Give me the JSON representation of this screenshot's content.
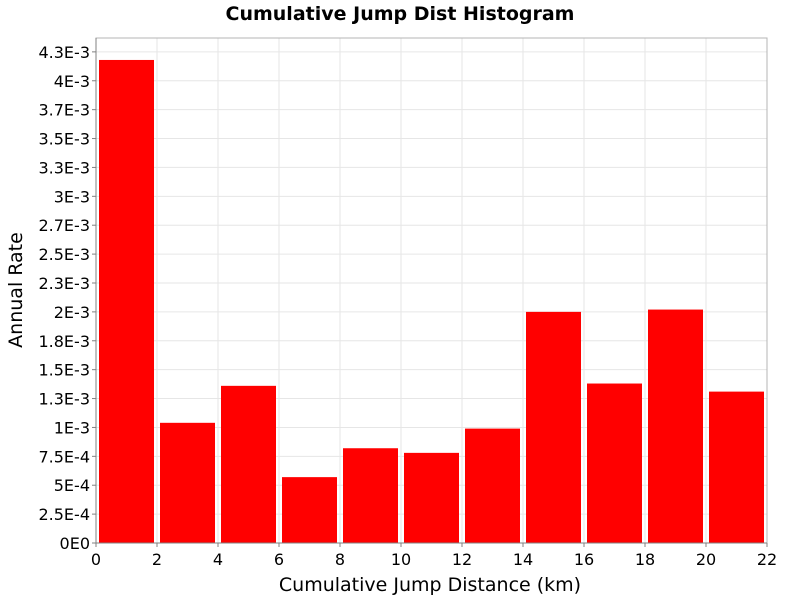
{
  "chart_data": {
    "type": "bar",
    "title": "Cumulative Jump Dist Histogram",
    "xlabel": "Cumulative Jump Distance (km)",
    "ylabel": "Annual Rate",
    "bins": [
      {
        "x0": 0,
        "x1": 2,
        "value": 0.00418
      },
      {
        "x0": 2,
        "x1": 4,
        "value": 0.00104
      },
      {
        "x0": 4,
        "x1": 6,
        "value": 0.00136
      },
      {
        "x0": 6,
        "x1": 8,
        "value": 0.00057
      },
      {
        "x0": 8,
        "x1": 10,
        "value": 0.00082
      },
      {
        "x0": 10,
        "x1": 12,
        "value": 0.00078
      },
      {
        "x0": 12,
        "x1": 14,
        "value": 0.00099
      },
      {
        "x0": 14,
        "x1": 16,
        "value": 0.002
      },
      {
        "x0": 16,
        "x1": 18,
        "value": 0.00138
      },
      {
        "x0": 18,
        "x1": 20,
        "value": 0.00202
      },
      {
        "x0": 20,
        "x1": 22,
        "value": 0.00131
      }
    ],
    "xlim": [
      0,
      22
    ],
    "ylim": [
      0,
      0.00437
    ],
    "x_ticks": [
      0,
      2,
      4,
      6,
      8,
      10,
      12,
      14,
      16,
      18,
      20,
      22
    ],
    "x_tick_labels": [
      "0",
      "2",
      "4",
      "6",
      "8",
      "10",
      "12",
      "14",
      "16",
      "18",
      "20",
      "22"
    ],
    "y_ticks": [
      0,
      0.00025,
      0.0005,
      0.00075,
      0.001,
      0.00125,
      0.0015,
      0.00175,
      0.002,
      0.00225,
      0.0025,
      0.00275,
      0.003,
      0.00325,
      0.0035,
      0.00375,
      0.004,
      0.00425
    ],
    "y_tick_labels": [
      "0E0",
      "2.5E-4",
      "5E-4",
      "7.5E-4",
      "1E-3",
      "1.3E-3",
      "1.5E-3",
      "1.8E-3",
      "2E-3",
      "2.3E-3",
      "2.5E-3",
      "2.7E-3",
      "3E-3",
      "3.3E-3",
      "3.5E-3",
      "3.7E-3",
      "4E-3",
      "4.3E-3"
    ],
    "grid": true,
    "legend": "none",
    "colors": {
      "bar": "#ff0000",
      "grid": "#e6e6e6",
      "frame": "#b4b4b4"
    }
  }
}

- _What is needed_
Looking at the records above, tally the lines holding "Jump" and reply with that number only.

- _Exercise answer_
2